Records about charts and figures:
====================
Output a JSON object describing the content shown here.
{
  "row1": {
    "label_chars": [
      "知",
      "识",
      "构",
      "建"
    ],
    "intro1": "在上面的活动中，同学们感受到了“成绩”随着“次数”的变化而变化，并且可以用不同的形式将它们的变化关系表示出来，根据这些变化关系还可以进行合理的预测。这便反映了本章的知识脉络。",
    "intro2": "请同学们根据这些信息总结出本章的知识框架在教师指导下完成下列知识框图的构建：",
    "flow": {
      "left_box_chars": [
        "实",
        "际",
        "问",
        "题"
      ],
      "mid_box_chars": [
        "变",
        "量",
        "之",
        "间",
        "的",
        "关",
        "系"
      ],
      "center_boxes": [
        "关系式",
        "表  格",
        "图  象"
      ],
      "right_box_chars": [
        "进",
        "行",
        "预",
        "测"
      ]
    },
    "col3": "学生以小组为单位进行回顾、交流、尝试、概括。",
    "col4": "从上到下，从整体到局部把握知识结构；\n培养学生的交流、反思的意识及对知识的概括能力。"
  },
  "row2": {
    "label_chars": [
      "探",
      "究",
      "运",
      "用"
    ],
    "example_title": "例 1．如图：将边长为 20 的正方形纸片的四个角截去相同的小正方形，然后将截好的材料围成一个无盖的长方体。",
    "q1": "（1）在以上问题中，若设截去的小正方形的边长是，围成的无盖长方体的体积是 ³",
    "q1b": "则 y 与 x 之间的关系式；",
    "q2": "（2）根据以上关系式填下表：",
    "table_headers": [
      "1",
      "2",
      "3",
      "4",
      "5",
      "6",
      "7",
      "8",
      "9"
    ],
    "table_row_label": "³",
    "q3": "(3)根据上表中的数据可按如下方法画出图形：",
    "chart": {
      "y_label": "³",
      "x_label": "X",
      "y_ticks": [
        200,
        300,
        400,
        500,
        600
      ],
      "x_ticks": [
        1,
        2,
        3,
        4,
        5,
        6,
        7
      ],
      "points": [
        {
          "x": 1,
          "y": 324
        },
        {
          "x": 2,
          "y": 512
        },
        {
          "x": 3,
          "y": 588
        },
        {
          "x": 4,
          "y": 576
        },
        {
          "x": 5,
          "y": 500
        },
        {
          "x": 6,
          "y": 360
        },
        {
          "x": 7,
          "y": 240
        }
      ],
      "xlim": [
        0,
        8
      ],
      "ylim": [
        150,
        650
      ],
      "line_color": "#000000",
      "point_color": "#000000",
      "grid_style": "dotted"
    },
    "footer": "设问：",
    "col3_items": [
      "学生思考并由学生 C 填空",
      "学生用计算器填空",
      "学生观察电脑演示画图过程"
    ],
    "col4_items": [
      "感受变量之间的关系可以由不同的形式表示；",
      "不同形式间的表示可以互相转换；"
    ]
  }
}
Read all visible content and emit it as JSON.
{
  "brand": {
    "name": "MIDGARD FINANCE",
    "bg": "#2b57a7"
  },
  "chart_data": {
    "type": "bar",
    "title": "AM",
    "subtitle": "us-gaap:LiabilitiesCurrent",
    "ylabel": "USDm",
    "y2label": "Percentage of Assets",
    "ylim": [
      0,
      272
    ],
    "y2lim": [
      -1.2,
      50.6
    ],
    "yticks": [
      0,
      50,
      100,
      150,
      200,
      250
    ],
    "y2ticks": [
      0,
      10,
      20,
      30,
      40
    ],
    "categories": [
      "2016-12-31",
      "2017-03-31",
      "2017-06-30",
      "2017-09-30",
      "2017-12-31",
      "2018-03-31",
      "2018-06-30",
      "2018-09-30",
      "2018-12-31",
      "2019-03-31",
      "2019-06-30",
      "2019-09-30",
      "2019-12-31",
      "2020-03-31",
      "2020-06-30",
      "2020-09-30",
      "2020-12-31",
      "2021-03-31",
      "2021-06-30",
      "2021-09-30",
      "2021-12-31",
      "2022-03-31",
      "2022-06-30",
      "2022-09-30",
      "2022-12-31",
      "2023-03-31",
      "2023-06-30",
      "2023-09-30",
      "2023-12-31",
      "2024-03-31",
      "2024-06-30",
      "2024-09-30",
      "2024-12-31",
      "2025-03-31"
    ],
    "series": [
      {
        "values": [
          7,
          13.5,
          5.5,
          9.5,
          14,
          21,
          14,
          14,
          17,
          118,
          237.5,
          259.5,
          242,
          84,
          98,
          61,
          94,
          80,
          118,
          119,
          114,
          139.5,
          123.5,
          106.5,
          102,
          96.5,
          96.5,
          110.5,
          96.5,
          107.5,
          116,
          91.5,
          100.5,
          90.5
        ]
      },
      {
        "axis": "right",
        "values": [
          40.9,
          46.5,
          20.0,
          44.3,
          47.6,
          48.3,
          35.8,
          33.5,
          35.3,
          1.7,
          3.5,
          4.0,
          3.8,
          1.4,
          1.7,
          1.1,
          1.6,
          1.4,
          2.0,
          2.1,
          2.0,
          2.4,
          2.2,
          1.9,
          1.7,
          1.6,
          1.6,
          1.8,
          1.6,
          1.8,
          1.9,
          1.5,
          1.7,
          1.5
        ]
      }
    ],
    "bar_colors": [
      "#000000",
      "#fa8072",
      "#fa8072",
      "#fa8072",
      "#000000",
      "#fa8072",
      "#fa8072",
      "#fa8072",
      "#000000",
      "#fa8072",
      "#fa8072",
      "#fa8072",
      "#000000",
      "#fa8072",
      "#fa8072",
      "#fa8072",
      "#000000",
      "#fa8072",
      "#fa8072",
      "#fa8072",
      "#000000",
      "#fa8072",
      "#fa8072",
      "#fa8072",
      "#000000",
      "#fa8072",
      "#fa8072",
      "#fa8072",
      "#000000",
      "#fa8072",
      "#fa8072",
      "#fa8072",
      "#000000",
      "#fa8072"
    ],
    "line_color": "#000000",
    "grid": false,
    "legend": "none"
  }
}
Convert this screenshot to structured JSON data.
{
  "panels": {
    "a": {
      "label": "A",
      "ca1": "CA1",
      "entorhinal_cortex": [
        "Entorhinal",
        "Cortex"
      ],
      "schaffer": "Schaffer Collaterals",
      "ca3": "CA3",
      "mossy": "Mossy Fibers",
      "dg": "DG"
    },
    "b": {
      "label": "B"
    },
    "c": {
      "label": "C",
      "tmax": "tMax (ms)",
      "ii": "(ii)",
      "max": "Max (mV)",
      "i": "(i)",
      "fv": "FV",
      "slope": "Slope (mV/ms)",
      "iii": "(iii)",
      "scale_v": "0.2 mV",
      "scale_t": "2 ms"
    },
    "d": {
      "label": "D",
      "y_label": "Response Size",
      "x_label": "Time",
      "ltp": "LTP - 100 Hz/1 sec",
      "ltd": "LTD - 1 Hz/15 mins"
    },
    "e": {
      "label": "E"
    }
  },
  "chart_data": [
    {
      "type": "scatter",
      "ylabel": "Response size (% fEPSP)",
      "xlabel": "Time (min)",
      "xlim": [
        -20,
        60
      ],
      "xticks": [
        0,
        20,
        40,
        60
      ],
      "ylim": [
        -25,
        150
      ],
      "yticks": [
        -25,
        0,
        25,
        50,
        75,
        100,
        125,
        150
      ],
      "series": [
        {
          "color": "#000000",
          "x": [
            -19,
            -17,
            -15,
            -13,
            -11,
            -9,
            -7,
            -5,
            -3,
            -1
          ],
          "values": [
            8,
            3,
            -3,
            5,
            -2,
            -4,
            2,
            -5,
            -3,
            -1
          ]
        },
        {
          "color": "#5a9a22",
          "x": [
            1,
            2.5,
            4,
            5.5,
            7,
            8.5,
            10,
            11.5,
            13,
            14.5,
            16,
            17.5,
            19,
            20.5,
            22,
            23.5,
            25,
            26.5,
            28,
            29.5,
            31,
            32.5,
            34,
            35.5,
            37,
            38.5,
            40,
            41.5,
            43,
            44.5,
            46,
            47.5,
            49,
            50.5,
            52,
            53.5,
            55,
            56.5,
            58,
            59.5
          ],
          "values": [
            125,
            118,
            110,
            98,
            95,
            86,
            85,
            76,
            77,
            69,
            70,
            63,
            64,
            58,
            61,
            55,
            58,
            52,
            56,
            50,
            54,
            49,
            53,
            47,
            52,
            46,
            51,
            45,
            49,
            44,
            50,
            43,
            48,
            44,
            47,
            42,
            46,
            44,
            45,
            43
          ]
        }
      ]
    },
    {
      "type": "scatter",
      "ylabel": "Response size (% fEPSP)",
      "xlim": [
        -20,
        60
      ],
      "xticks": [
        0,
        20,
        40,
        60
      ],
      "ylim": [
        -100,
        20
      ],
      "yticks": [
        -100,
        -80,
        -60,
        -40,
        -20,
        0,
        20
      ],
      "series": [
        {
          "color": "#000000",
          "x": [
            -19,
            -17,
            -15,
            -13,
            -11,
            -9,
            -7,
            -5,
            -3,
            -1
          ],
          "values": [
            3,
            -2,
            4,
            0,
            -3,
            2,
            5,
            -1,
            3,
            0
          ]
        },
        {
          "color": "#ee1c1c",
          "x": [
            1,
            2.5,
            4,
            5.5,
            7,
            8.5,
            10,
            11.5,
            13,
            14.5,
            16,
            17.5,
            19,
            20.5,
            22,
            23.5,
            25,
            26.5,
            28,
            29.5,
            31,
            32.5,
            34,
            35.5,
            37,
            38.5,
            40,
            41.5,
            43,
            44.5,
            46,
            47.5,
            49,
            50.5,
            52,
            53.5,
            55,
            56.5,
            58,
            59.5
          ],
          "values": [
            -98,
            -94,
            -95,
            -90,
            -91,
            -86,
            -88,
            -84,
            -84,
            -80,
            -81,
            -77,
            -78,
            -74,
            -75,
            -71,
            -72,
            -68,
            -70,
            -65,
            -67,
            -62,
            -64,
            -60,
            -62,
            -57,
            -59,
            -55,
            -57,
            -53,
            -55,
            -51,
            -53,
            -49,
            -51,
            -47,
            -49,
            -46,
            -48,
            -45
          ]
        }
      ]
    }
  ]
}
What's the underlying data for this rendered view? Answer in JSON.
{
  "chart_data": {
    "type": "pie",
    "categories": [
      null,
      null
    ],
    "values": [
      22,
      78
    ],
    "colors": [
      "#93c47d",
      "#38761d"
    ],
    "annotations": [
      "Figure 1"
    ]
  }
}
====================
Identify each line containing the string "JSON" and copy it out.

Output a JSON object describing the content shown here.
Read all visible content and emit it as JSON.
Convert this screenshot to structured JSON data.
What's the underlying data for this rendered view? Answer in JSON.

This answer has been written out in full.